**Data provided**

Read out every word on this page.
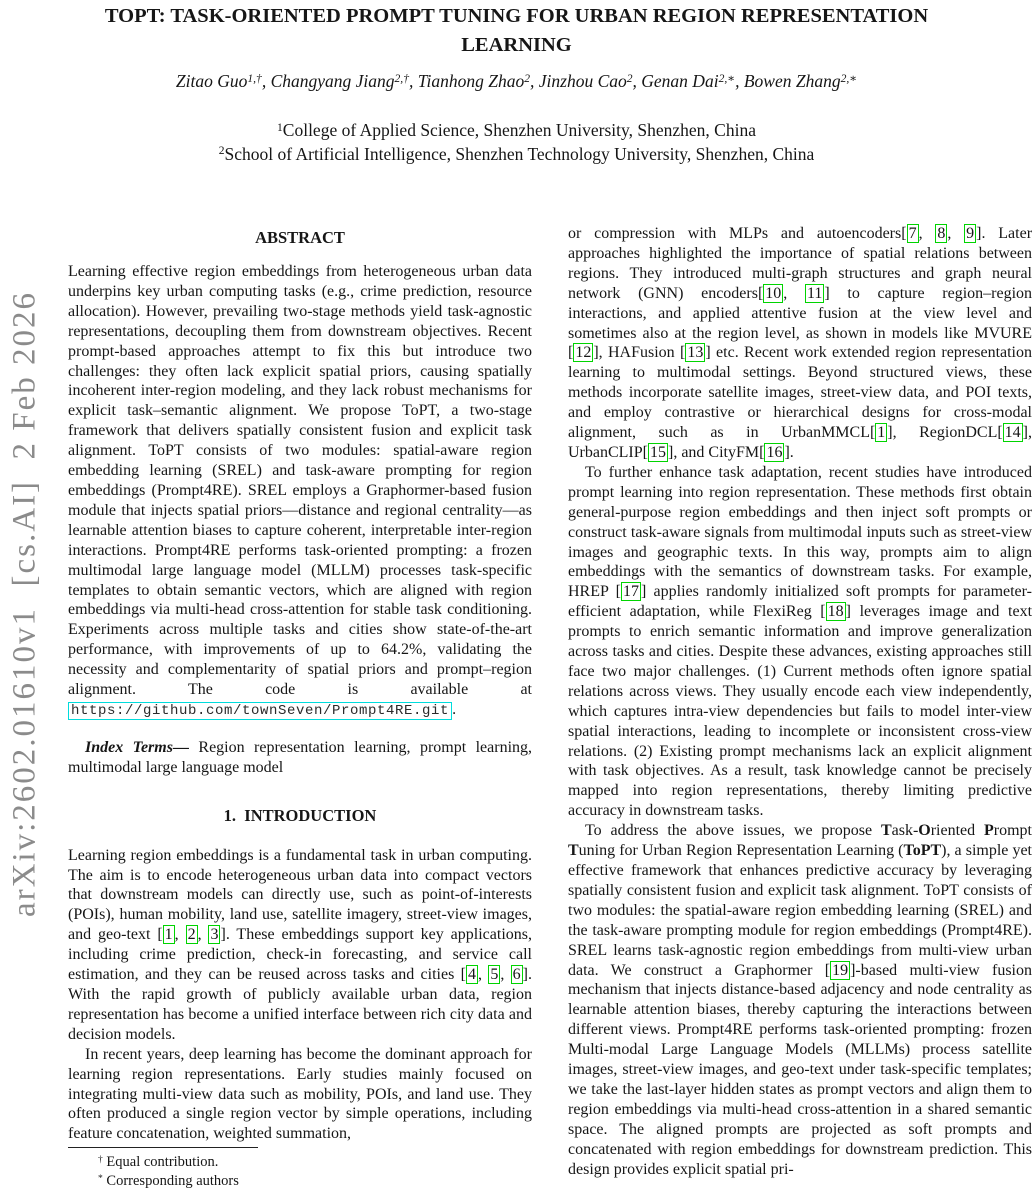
arXiv:2602.01610v1  [cs.AI]  2 Feb 2026
TOPT: TASK-ORIENTED PROMPT TUNING FOR URBAN REGION REPRESENTATION
LEARNING
Zitao Guo$^{1,\dagger}$, Changyang Jiang$^{2,\dagger}$, Tianhong Zhao$^2$, Jinzhou Cao$^2$, Genan Dai$^{2,∗}$, Bowen Zhang$^{2,∗}$
$^1$College of Applied Science, Shenzhen University, Shenzhen, China
$^2$School of Artificial Intelligence, Shenzhen Technology University, Shenzhen, China
ABSTRACT

Learning effective region embeddings from heterogeneous urban data underpins key urban computing tasks (e.g., crime prediction, resource allocation). However, prevailing two-stage methods yield task-agnostic representations, decoupling them from downstream objectives. Recent prompt-based approaches attempt to fix this but introduce two challenges: they often lack explicit spatial priors, causing spatially incoherent inter-region modeling, and they lack robust mechanisms for explicit task–semantic alignment. We propose ToPT, a two-stage framework that delivers spatially consistent fusion and explicit task alignment. ToPT consists of two modules: spatial-aware region embedding learning (SREL) and task-aware prompting for region embeddings (Prompt4RE). SREL employs a Graphormer-based fusion module that injects spatial priors—distance and regional centrality—as learnable attention biases to capture coherent, interpretable inter-region interactions. Prompt4RE performs task-oriented prompting: a frozen multimodal large language model (MLLM) processes task-specific templates to obtain semantic vectors, which are aligned with region embeddings via multi-head cross-attention for stable task conditioning. Experiments across multiple tasks and cities show state-of-the-art performance, with improvements of up to 64.2%, validating the necessity and complementarity of spatial priors and prompt–region alignment. The code is available at https://github.com/townSeven/Prompt4RE.git .

Index Terms— Region representation learning, prompt learning, multimodal large language model

1.  INTRODUCTION

Learning region embeddings is a fundamental task in urban computing. The aim is to encode heterogeneous urban data into compact vectors that downstream models can directly use, such as point-of-interests (POIs), human mobility, land use, satellite imagery, street-view images, and geo-text [ 1 , 2 , 3 ]. These embeddings support key applications, including crime prediction, check-in forecasting, and service call estimation, and they can be reused across tasks and cities [ 4 , 5 , 6 ]. With the rapid growth of publicly available urban data, region representation has become a unified interface between rich city data and decision models.

In recent years, deep learning has become the dominant approach for learning region representations. Early studies mainly focused on integrating multi-view data such as mobility, POIs, and land use. They often produced a single region vector by simple operations, including feature concatenation, weighted summation,

or compression with MLPs and autoencoders[ 7 , 8 , 9 ]. Later approaches highlighted the importance of spatial relations between regions. They introduced multi-graph structures and graph neural network (GNN) encoders[ 10 , 11 ] to capture region–region interactions, and applied attentive fusion at the view level and sometimes also at the region level, as shown in models like MVURE [ 12 ], HAFusion [ 13 ] etc. Recent work extended region representation learning to multimodal settings. Beyond structured views, these methods incorporate satellite images, street-view data, and POI texts, and employ contrastive or hierarchical designs for cross-modal alignment, such as in UrbanMMCL[ 1 ], RegionDCL[ 14 ], UrbanCLIP[ 15 ], and CityFM[ 16 ].

To further enhance task adaptation, recent studies have introduced prompt learning into region representation. These methods first obtain general-purpose region embeddings and then inject soft prompts or construct task-aware signals from multimodal inputs such as street-view images and geographic texts. In this way, prompts aim to align embeddings with the semantics of downstream tasks. For example, HREP [ 17 ] applies randomly initialized soft prompts for parameter-efficient adaptation, while FlexiReg [ 18 ] leverages image and text prompts to enrich semantic information and improve generalization across tasks and cities. Despite these advances, existing approaches still face two major challenges. (1) Current methods often ignore spatial relations across views. They usually encode each view independently, which captures intra-view dependencies but fails to model inter-view spatial interactions, leading to incomplete or inconsistent cross-view relations. (2) Existing prompt mechanisms lack an explicit alignment with task objectives. As a result, task knowledge cannot be precisely mapped into region representations, thereby limiting predictive accuracy in downstream tasks.

To address the above issues, we propose Task-Oriented Prompt Tuning for Urban Region Representation Learning (ToPT), a simple yet effective framework that enhances predictive accuracy by leveraging spatially consistent fusion and explicit task alignment. ToPT consists of two modules: the spatial-aware region embedding learning (SREL) and the task-aware prompting module for region embeddings (Prompt4RE). SREL learns task-agnostic region embeddings from multi-view urban data. We construct a Graphormer [ 19 ]-based multi-view fusion mechanism that injects distance-based adjacency and node centrality as learnable attention biases, thereby capturing the interactions between different views. Prompt4RE performs task-oriented prompting: frozen Multi-modal Large Language Models (MLLMs) process satellite images, street-view images, and geo-text under task-specific templates; we take the last-layer hidden states as prompt vectors and align them to region embeddings via multi-head cross-attention in a shared semantic space. The aligned prompts are projected as soft prompts and concatenated with region embeddings for downstream prediction. This design provides explicit spatial pri-

† Equal contribution.
* Corresponding authors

**Work instructions**
From start to finish, output the listing exactly, but omit its pictures.

**Exercise result**
Read out every word on this page.
arXiv:2602.01610v1  [cs.AI]  2 Feb 2026
TOPT: TASK-ORIENTED PROMPT TUNING FOR URBAN REGION REPRESENTATION
LEARNING
Zitao Guo$^{1,\dagger}$, Changyang Jiang$^{2,\dagger}$, Tianhong Zhao$^2$, Jinzhou Cao$^2$, Genan Dai$^{2,∗}$, Bowen Zhang$^{2,∗}$
$^1$College of Applied Science, Shenzhen University, Shenzhen, China
$^2$School of Artificial Intelligence, Shenzhen Technology University, Shenzhen, China
ABSTRACT

Learning effective region embeddings from heterogeneous urban data underpins key urban computing tasks (e.g., crime prediction, resource allocation). However, prevailing two-stage methods yield task-agnostic representations, decoupling them from downstream objectives. Recent prompt-based approaches attempt to fix this but introduce two challenges: they often lack explicit spatial priors, causing spatially incoherent inter-region modeling, and they lack robust mechanisms for explicit task–semantic alignment. We propose ToPT, a two-stage framework that delivers spatially consistent fusion and explicit task alignment. ToPT consists of two modules: spatial-aware region embedding learning (SREL) and task-aware prompting for region embeddings (Prompt4RE). SREL employs a Graphormer-based fusion module that injects spatial priors—distance and regional centrality—as learnable attention biases to capture coherent, interpretable inter-region interactions. Prompt4RE performs task-oriented prompting: a frozen multimodal large language model (MLLM) processes task-specific templates to obtain semantic vectors, which are aligned with region embeddings via multi-head cross-attention for stable task conditioning. Experiments across multiple tasks and cities show state-of-the-art performance, with improvements of up to 64.2%, validating the necessity and complementarity of spatial priors and prompt–region alignment. The code is available at https://github.com/townSeven/Prompt4RE.git .

Index Terms— Region representation learning, prompt learning, multimodal large language model

1.  INTRODUCTION

Learning region embeddings is a fundamental task in urban computing. The aim is to encode heterogeneous urban data into compact vectors that downstream models can directly use, such as point-of-interests (POIs), human mobility, land use, satellite imagery, street-view images, and geo-text [ 1 , 2 , 3 ]. These embeddings support key applications, including crime prediction, check-in forecasting, and service call estimation, and they can be reused across tasks and cities [ 4 , 5 , 6 ]. With the rapid growth of publicly available urban data, region representation has become a unified interface between rich city data and decision models.

In recent years, deep learning has become the dominant approach for learning region representations. Early studies mainly focused on integrating multi-view data such as mobility, POIs, and land use. They often produced a single region vector by simple operations, including feature concatenation, weighted summation,

or compression with MLPs and autoencoders[ 7 , 8 , 9 ]. Later approaches highlighted the importance of spatial relations between regions. They introduced multi-graph structures and graph neural network (GNN) encoders[ 10 , 11 ] to capture region–region interactions, and applied attentive fusion at the view level and sometimes also at the region level, as shown in models like MVURE [ 12 ], HAFusion [ 13 ] etc. Recent work extended region representation learning to multimodal settings. Beyond structured views, these methods incorporate satellite images, street-view data, and POI texts, and employ contrastive or hierarchical designs for cross-modal alignment, such as in UrbanMMCL[ 1 ], RegionDCL[ 14 ], UrbanCLIP[ 15 ], and CityFM[ 16 ].

To further enhance task adaptation, recent studies have introduced prompt learning into region representation. These methods first obtain general-purpose region embeddings and then inject soft prompts or construct task-aware signals from multimodal inputs such as street-view images and geographic texts. In this way, prompts aim to align embeddings with the semantics of downstream tasks. For example, HREP [ 17 ] applies randomly initialized soft prompts for parameter-efficient adaptation, while FlexiReg [ 18 ] leverages image and text prompts to enrich semantic information and improve generalization across tasks and cities. Despite these advances, existing approaches still face two major challenges. (1) Current methods often ignore spatial relations across views. They usually encode each view independently, which captures intra-view dependencies but fails to model inter-view spatial interactions, leading to incomplete or inconsistent cross-view relations. (2) Existing prompt mechanisms lack an explicit alignment with task objectives. As a result, task knowledge cannot be precisely mapped into region representations, thereby limiting predictive accuracy in downstream tasks.

To address the above issues, we propose Task-Oriented Prompt Tuning for Urban Region Representation Learning (ToPT), a simple yet effective framework that enhances predictive accuracy by leveraging spatially consistent fusion and explicit task alignment. ToPT consists of two modules: the spatial-aware region embedding learning (SREL) and the task-aware prompting module for region embeddings (Prompt4RE). SREL learns task-agnostic region embeddings from multi-view urban data. We construct a Graphormer [ 19 ]-based multi-view fusion mechanism that injects distance-based adjacency and node centrality as learnable attention biases, thereby capturing the interactions between different views. Prompt4RE performs task-oriented prompting: frozen Multi-modal Large Language Models (MLLMs) process satellite images, street-view images, and geo-text under task-specific templates; we take the last-layer hidden states as prompt vectors and align them to region embeddings via multi-head cross-attention in a shared semantic space. The aligned prompts are projected as soft prompts and concatenated with region embeddings for downstream prediction. This design provides explicit spatial pri-

† Equal contribution.
* Corresponding authors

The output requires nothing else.